How many lines of the records hold the string "palace"? Reply with the number alone.

## Records supplied
◇ ◇ ◇ ◇ ◇
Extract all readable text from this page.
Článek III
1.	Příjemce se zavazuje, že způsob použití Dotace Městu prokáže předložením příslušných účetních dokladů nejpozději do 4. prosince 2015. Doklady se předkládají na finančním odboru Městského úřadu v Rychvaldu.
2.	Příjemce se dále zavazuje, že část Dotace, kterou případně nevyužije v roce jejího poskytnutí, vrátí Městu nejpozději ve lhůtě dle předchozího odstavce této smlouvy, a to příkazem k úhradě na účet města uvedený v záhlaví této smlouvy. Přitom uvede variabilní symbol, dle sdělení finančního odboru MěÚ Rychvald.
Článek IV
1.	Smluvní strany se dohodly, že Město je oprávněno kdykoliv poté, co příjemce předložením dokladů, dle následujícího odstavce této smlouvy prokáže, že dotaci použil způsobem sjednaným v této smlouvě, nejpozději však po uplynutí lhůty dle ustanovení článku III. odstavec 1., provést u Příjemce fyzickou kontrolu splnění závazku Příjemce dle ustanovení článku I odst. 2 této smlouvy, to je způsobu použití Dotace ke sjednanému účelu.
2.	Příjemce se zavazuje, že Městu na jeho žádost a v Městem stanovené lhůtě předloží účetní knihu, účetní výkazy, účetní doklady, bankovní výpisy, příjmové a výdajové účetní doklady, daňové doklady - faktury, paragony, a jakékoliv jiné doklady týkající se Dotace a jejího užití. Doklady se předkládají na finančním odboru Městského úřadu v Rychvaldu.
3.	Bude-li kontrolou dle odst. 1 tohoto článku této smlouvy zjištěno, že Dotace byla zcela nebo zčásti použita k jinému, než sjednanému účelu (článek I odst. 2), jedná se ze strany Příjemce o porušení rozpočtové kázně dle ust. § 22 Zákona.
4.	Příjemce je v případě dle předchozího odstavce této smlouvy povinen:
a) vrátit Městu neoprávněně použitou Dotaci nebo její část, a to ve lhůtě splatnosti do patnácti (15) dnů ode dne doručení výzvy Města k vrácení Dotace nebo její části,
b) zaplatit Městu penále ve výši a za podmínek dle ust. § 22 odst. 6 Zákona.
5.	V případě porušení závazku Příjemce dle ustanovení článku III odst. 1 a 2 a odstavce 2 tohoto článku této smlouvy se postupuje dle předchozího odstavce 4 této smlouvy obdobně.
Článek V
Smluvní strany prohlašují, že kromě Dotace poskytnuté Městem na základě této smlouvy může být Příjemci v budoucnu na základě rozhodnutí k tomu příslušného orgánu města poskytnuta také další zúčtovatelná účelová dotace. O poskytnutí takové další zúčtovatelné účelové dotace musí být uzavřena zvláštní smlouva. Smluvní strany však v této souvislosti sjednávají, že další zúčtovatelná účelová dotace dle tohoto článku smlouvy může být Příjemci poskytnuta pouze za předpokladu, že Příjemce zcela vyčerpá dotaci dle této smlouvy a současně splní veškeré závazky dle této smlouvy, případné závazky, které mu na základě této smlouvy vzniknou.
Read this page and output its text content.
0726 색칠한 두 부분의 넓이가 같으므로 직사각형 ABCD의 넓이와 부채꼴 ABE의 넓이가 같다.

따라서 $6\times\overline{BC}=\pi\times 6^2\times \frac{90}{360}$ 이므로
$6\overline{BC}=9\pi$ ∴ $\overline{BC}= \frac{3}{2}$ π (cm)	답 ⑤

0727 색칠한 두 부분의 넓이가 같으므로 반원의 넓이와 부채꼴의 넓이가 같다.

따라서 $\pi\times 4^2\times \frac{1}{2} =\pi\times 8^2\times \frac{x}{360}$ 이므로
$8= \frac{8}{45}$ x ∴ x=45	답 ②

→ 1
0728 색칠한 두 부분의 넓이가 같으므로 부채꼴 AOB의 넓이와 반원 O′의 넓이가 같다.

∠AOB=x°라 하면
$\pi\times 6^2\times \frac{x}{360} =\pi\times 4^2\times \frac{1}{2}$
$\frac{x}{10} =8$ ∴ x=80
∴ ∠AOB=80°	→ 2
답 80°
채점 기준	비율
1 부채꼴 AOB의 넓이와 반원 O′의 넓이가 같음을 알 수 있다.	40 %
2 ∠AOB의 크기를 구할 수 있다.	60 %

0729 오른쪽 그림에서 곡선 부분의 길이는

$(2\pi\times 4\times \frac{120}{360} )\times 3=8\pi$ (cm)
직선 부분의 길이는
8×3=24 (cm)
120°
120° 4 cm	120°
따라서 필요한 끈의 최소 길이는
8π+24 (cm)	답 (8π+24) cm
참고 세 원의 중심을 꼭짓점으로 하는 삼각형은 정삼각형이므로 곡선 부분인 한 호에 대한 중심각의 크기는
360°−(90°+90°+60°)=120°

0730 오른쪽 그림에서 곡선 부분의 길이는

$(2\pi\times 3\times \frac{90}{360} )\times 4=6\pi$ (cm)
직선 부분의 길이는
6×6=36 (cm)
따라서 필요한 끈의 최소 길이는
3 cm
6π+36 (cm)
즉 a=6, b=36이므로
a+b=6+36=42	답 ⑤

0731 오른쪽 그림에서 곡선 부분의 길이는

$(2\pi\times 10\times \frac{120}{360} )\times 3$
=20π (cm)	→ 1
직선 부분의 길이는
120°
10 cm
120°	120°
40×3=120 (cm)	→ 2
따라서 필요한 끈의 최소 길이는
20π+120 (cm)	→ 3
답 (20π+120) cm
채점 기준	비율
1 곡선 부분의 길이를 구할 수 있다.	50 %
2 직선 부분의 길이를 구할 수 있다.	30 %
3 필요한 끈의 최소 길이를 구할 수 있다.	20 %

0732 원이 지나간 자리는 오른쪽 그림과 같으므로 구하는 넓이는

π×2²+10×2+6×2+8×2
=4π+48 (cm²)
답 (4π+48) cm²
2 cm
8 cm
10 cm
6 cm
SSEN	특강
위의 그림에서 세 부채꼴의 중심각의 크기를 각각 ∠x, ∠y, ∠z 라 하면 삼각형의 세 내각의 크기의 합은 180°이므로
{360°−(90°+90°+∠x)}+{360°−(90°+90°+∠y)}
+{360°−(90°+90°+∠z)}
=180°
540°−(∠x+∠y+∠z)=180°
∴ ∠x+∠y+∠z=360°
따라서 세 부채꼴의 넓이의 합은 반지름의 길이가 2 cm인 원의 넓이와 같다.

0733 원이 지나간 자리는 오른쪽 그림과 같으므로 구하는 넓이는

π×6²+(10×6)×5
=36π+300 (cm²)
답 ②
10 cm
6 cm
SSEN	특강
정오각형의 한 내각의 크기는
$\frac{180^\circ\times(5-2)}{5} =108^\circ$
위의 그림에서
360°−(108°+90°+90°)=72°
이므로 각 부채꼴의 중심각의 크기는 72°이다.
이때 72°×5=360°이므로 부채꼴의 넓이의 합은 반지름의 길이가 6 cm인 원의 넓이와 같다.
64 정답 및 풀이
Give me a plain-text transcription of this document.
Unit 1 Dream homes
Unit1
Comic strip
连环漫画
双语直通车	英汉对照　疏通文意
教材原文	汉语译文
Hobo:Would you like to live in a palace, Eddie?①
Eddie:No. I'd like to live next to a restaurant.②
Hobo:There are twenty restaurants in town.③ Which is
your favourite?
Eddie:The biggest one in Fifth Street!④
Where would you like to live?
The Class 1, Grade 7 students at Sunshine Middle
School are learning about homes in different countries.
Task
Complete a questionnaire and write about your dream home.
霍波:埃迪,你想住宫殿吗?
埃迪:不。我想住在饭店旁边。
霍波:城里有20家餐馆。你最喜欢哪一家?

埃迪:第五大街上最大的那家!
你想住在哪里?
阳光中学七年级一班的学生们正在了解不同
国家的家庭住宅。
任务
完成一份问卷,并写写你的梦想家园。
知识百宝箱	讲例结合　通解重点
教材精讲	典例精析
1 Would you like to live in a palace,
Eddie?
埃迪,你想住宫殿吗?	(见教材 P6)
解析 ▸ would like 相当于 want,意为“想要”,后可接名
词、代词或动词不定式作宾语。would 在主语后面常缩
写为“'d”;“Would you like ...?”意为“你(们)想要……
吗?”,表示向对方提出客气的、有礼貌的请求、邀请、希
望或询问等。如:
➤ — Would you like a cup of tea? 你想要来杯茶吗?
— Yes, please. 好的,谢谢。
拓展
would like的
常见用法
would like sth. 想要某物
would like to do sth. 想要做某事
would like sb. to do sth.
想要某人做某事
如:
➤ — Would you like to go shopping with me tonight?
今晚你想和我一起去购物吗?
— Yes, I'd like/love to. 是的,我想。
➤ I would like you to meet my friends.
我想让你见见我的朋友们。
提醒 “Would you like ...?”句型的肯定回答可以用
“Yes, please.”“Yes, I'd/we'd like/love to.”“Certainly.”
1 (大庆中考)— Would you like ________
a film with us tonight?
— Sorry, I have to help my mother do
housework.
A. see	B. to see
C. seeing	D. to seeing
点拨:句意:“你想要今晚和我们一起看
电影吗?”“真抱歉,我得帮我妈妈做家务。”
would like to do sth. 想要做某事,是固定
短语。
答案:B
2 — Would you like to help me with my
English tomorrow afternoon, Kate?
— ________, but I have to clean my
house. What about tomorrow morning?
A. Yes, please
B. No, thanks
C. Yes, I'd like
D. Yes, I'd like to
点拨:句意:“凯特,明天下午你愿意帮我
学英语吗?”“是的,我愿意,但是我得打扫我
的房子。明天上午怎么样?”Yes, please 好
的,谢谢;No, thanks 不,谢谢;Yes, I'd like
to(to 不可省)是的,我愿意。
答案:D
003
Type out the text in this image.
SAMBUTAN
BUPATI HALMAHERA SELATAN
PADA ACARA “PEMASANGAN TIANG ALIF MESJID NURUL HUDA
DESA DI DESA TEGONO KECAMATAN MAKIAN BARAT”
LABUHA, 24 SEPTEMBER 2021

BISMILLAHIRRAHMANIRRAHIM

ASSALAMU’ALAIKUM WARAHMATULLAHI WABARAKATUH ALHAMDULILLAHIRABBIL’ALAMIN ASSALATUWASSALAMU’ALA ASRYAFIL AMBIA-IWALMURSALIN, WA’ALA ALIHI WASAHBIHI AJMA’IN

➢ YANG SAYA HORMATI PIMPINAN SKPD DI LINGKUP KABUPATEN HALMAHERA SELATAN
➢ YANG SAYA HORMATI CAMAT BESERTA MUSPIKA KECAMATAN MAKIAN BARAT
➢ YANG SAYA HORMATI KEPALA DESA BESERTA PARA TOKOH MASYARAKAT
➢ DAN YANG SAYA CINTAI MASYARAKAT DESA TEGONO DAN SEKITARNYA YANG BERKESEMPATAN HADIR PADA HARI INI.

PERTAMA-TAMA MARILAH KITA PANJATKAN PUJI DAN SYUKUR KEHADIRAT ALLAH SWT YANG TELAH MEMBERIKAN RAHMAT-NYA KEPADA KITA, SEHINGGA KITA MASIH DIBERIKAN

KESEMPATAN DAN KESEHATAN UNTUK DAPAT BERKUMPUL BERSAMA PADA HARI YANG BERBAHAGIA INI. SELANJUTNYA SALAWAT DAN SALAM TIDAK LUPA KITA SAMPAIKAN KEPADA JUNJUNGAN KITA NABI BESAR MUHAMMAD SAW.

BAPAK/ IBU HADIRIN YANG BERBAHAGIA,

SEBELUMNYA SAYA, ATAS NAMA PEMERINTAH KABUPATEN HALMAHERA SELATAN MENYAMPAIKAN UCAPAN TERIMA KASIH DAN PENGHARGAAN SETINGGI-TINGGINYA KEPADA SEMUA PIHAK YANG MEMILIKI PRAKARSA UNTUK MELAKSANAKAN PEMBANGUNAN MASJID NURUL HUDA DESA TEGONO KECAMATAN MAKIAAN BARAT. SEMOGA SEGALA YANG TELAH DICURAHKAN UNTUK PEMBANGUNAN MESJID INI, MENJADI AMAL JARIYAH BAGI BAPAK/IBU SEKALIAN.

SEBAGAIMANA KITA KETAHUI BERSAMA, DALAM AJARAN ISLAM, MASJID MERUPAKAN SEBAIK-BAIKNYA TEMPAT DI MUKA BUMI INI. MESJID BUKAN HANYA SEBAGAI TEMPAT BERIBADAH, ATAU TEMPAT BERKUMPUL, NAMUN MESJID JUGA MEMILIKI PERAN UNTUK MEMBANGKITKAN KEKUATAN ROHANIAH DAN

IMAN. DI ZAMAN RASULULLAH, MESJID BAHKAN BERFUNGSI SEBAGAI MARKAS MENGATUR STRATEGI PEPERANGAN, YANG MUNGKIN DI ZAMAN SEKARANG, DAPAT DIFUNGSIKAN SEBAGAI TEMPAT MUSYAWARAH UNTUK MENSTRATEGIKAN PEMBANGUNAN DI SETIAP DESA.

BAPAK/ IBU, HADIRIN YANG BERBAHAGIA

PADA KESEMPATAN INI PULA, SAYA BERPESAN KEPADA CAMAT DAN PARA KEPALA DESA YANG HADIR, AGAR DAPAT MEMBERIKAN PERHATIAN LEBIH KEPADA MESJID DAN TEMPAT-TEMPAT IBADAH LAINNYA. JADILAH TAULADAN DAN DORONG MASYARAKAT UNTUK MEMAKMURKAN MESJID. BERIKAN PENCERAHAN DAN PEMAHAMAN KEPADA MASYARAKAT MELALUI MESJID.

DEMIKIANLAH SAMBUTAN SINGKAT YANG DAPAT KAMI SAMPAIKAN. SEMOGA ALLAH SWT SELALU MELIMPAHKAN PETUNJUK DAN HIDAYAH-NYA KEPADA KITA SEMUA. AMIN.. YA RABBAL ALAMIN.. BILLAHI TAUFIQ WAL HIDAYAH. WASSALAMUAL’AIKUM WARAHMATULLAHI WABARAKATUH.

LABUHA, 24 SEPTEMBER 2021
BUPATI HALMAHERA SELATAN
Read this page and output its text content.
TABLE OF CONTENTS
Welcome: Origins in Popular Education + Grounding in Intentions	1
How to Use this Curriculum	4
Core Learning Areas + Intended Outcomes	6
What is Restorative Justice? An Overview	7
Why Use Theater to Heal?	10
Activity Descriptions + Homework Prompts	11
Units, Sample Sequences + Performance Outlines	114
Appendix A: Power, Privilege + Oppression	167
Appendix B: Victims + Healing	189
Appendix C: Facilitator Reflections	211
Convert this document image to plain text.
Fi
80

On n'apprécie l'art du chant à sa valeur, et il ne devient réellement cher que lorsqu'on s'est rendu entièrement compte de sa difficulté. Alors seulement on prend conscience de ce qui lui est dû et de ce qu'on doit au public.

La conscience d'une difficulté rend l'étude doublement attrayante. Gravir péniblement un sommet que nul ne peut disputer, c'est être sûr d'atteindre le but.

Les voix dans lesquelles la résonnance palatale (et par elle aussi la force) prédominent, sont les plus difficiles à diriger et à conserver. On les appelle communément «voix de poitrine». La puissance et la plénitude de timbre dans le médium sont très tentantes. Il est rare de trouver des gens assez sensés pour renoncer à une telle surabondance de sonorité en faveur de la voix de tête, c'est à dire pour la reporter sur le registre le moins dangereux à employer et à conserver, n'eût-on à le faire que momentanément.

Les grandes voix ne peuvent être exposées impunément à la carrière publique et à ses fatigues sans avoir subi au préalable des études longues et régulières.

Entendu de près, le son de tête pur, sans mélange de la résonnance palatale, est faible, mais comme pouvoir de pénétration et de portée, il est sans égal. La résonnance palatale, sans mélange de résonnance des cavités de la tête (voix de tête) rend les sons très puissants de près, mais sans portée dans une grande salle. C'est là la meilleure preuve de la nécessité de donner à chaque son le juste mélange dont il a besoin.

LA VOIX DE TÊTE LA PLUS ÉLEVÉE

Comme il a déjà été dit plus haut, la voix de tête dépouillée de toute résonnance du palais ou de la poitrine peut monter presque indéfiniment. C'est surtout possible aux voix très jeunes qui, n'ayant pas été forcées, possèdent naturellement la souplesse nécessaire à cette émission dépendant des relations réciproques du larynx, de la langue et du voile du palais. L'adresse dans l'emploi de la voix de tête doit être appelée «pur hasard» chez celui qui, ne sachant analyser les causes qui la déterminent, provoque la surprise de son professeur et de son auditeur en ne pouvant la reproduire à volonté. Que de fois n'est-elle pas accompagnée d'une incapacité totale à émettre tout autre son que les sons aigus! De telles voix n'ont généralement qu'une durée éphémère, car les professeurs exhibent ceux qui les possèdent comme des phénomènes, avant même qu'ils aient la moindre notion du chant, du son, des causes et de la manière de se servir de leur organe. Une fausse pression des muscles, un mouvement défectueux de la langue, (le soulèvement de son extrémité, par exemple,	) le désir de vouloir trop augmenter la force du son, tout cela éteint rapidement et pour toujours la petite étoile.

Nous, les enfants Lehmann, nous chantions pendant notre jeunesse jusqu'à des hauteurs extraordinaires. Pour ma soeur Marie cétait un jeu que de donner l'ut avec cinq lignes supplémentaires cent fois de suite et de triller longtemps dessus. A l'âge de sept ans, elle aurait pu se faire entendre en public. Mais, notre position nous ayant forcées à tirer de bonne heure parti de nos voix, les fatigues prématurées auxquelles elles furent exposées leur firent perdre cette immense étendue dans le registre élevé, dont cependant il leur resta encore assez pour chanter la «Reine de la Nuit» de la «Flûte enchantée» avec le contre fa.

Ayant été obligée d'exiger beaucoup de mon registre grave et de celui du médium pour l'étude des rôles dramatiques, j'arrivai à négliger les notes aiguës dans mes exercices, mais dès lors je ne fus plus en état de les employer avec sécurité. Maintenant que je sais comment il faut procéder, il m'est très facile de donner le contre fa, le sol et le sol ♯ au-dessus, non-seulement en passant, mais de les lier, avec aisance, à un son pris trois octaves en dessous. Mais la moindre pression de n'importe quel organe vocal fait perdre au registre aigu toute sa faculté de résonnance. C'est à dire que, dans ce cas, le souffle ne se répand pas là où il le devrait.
◇ ◇ ◇ ◇ ◇
## Task solution
2